— BEGIN GIVEN DATA —
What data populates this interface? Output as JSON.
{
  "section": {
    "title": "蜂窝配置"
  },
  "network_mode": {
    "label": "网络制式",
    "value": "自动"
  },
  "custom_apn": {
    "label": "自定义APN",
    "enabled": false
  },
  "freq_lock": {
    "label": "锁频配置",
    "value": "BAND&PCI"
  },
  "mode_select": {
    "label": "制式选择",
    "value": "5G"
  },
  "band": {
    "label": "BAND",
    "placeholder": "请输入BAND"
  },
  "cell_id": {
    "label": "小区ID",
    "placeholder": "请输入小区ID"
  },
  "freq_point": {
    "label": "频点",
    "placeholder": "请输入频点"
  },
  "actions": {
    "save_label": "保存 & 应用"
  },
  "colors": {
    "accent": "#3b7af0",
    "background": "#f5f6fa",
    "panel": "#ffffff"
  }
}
— END GIVEN DATA —
*EXERCISE*: Look above for every line with the word "placeholder" and copy it.

*CORRECT RESULT*:
    "placeholder": "请输入BAND"
    "placeholder": "请输入小区ID"
    "placeholder": "请输入频点"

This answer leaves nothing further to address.